WHAT YOU WILL DO: Every line of the material below must be repeated exactly.

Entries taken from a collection
# # # # #

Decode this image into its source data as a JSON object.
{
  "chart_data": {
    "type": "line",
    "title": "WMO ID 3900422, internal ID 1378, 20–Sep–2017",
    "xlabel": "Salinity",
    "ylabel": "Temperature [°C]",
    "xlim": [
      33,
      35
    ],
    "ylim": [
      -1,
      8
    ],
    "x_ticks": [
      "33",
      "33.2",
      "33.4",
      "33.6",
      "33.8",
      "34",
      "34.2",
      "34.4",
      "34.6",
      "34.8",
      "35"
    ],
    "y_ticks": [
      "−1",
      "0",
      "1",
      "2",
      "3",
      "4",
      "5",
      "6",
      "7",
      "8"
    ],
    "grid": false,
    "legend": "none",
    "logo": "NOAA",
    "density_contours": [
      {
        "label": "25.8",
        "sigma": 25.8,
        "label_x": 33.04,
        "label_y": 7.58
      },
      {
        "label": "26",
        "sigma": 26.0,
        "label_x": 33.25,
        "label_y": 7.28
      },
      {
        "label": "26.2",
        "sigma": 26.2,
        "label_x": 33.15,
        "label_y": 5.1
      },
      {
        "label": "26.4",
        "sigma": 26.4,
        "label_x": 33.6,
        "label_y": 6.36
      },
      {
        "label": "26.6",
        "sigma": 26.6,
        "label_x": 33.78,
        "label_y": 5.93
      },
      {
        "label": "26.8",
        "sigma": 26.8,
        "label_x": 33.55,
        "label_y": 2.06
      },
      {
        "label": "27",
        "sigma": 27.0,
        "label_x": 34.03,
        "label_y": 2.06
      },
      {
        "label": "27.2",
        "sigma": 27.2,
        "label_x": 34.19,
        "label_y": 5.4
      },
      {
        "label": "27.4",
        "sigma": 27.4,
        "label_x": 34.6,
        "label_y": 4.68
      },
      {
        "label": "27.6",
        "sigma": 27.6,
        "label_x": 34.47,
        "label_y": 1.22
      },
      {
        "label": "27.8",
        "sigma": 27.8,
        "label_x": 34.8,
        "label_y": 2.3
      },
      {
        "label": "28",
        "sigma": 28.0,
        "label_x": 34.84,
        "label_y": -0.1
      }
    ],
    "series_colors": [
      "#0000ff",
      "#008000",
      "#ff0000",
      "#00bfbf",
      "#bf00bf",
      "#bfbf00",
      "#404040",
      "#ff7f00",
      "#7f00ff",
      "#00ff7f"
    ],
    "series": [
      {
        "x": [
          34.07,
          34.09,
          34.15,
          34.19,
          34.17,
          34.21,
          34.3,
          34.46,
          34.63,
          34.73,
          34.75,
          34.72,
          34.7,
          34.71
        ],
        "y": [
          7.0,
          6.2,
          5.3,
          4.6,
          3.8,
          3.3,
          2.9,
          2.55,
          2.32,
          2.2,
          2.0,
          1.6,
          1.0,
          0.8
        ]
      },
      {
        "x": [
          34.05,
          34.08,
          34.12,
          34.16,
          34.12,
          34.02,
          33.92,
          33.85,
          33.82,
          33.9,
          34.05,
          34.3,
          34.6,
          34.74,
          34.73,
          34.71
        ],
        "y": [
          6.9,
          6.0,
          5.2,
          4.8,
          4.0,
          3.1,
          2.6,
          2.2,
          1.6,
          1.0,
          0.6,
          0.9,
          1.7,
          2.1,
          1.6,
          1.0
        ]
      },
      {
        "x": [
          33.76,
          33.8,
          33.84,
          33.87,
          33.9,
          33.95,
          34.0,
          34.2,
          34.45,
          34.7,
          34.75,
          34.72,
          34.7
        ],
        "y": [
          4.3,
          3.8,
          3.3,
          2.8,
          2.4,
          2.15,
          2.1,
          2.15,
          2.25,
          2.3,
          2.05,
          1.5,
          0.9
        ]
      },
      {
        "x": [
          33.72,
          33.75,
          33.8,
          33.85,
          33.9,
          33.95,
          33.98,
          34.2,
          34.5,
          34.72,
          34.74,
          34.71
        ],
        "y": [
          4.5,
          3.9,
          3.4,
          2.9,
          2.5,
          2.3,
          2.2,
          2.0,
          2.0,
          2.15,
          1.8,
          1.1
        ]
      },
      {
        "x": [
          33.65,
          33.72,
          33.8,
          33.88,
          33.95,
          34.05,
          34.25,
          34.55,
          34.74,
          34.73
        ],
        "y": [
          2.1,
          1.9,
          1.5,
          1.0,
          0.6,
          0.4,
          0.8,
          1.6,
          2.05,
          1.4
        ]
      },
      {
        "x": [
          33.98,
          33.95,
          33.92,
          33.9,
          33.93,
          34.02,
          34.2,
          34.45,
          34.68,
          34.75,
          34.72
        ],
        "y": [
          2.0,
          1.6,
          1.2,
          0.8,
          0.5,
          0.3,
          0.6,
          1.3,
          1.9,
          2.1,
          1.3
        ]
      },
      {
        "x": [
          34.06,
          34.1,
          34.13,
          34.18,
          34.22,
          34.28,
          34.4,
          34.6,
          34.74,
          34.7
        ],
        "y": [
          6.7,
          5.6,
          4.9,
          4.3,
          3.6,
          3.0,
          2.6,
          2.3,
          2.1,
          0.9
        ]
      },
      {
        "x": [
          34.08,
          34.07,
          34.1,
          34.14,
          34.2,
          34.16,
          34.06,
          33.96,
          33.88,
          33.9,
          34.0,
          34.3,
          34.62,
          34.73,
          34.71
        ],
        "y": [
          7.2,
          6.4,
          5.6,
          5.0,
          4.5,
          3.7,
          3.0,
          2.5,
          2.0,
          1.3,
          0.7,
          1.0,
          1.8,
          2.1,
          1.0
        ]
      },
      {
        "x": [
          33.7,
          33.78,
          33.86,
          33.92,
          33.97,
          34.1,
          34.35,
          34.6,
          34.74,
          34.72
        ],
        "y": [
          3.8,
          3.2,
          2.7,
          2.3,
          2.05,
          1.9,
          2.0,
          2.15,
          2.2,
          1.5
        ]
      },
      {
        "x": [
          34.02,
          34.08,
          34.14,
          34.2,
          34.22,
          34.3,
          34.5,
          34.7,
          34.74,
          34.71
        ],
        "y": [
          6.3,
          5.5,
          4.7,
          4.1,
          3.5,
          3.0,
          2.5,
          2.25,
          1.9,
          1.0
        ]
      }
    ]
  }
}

# # # # #

FINAL RESULT:
Decode this image into its source data as a JSON object.
{
  "chart_data": {
    "type": "line",
    "title": "WMO ID 3900422, internal ID 1378, 20–Sep–2017",
    "xlabel": "Salinity",
    "ylabel": "Temperature [°C]",
    "xlim": [
      33,
      35
    ],
    "ylim": [
      -1,
      8
    ],
    "x_ticks": [
      "33",
      "33.2",
      "33.4",
      "33.6",
      "33.8",
      "34",
      "34.2",
      "34.4",
      "34.6",
      "34.8",
      "35"
    ],
    "y_ticks": [
      "−1",
      "0",
      "1",
      "2",
      "3",
      "4",
      "5",
      "6",
      "7",
      "8"
    ],
    "grid": false,
    "legend": "none",
    "logo": "NOAA",
    "density_contours": [
      {
        "label": "25.8",
        "sigma": 25.8,
        "label_x": 33.04,
        "label_y": 7.58
      },
      {
        "label": "26",
        "sigma": 26.0,
        "label_x": 33.25,
        "label_y": 7.28
      },
      {
        "label": "26.2",
        "sigma": 26.2,
        "label_x": 33.15,
        "label_y": 5.1
      },
      {
        "label": "26.4",
        "sigma": 26.4,
        "label_x": 33.6,
        "label_y": 6.36
      },
      {
        "label": "26.6",
        "sigma": 26.6,
        "label_x": 33.78,
        "label_y": 5.93
      },
      {
        "label": "26.8",
        "sigma": 26.8,
        "label_x": 33.55,
        "label_y": 2.06
      },
      {
        "label": "27",
        "sigma": 27.0,
        "label_x": 34.03,
        "label_y": 2.06
      },
      {
        "label": "27.2",
        "sigma": 27.2,
        "label_x": 34.19,
        "label_y": 5.4
      },
      {
        "label": "27.4",
        "sigma": 27.4,
        "label_x": 34.6,
        "label_y": 4.68
      },
      {
        "label": "27.6",
        "sigma": 27.6,
        "label_x": 34.47,
        "label_y": 1.22
      },
      {
        "label": "27.8",
        "sigma": 27.8,
        "label_x": 34.8,
        "label_y": 2.3
      },
      {
        "label": "28",
        "sigma": 28.0,
        "label_x": 34.84,
        "label_y": -0.1
      }
    ],
    "series_colors": [
      "#0000ff",
      "#008000",
      "#ff0000",
      "#00bfbf",
      "#bf00bf",
      "#bfbf00",
      "#404040",
      "#ff7f00",
      "#7f00ff",
      "#00ff7f"
    ],
    "series": [
      {
        "x": [
          34.07,
          34.09,
          34.15,
          34.19,
          34.17,
          34.21,
          34.3,
          34.46,
          34.63,
          34.73,
          34.75,
          34.72,
          34.7,
          34.71
        ],
        "y": [
          7.0,
          6.2,
          5.3,
          4.6,
          3.8,
          3.3,
          2.9,
          2.55,
          2.32,
          2.2,
          2.0,
          1.6,
          1.0,
          0.8
        ]
      },
      {
        "x": [
          34.05,
          34.08,
          34.12,
          34.16,
          34.12,
          34.02,
          33.92,
          33.85,
          33.82,
          33.9,
          34.05,
          34.3,
          34.6,
          34.74,
          34.73,
          34.71
        ],
        "y": [
          6.9,
          6.0,
          5.2,
          4.8,
          4.0,
          3.1,
          2.6,
          2.2,
          1.6,
          1.0,
          0.6,
          0.9,
          1.7,
          2.1,
          1.6,
          1.0
        ]
      },
      {
        "x": [
          33.76,
          33.8,
          33.84,
          33.87,
          33.9,
          33.95,
          34.0,
          34.2,
          34.45,
          34.7,
          34.75,
          34.72,
          34.7
        ],
        "y": [
          4.3,
          3.8,
          3.3,
          2.8,
          2.4,
          2.15,
          2.1,
          2.15,
          2.25,
          2.3,
          2.05,
          1.5,
          0.9
        ]
      },
      {
        "x": [
          33.72,
          33.75,
          33.8,
          33.85,
          33.9,
          33.95,
          33.98,
          34.2,
          34.5,
          34.72,
          34.74,
          34.71
        ],
        "y": [
          4.5,
          3.9,
          3.4,
          2.9,
          2.5,
          2.3,
          2.2,
          2.0,
          2.0,
          2.15,
          1.8,
          1.1
        ]
      },
      {
        "x": [
          33.65,
          33.72,
          33.8,
          33.88,
          33.95,
          34.05,
          34.25,
          34.55,
          34.74,
          34.73
        ],
        "y": [
          2.1,
          1.9,
          1.5,
          1.0,
          0.6,
          0.4,
          0.8,
          1.6,
          2.05,
          1.4
        ]
      },
      {
        "x": [
          33.98,
          33.95,
          33.92,
          33.9,
          33.93,
          34.02,
          34.2,
          34.45,
          34.68,
          34.75,
          34.72
        ],
        "y": [
          2.0,
          1.6,
          1.2,
          0.8,
          0.5,
          0.3,
          0.6,
          1.3,
          1.9,
          2.1,
          1.3
        ]
      },
      {
        "x": [
          34.06,
          34.1,
          34.13,
          34.18,
          34.22,
          34.28,
          34.4,
          34.6,
          34.74,
          34.7
        ],
        "y": [
          6.7,
          5.6,
          4.9,
          4.3,
          3.6,
          3.0,
          2.6,
          2.3,
          2.1,
          0.9
        ]
      },
      {
        "x": [
          34.08,
          34.07,
          34.1,
          34.14,
          34.2,
          34.16,
          34.06,
          33.96,
          33.88,
          33.9,
          34.0,
          34.3,
          34.62,
          34.73,
          34.71
        ],
        "y": [
          7.2,
          6.4,
          5.6,
          5.0,
          4.5,
          3.7,
          3.0,
          2.5,
          2.0,
          1.3,
          0.7,
          1.0,
          1.8,
          2.1,
          1.0
        ]
      },
      {
        "x": [
          33.7,
          33.78,
          33.86,
          33.92,
          33.97,
          34.1,
          34.35,
          34.6,
          34.74,
          34.72
        ],
        "y": [
          3.8,
          3.2,
          2.7,
          2.3,
          2.05,
          1.9,
          2.0,
          2.15,
          2.2,
          1.5
        ]
      },
      {
        "x": [
          34.02,
          34.08,
          34.14,
          34.2,
          34.22,
          34.3,
          34.5,
          34.7,
          34.74,
          34.71
        ],
        "y": [
          6.3,
          5.5,
          4.7,
          4.1,
          3.5,
          3.0,
          2.5,
          2.25,
          1.9,
          1.0
        ]
      }
    ]
  }
}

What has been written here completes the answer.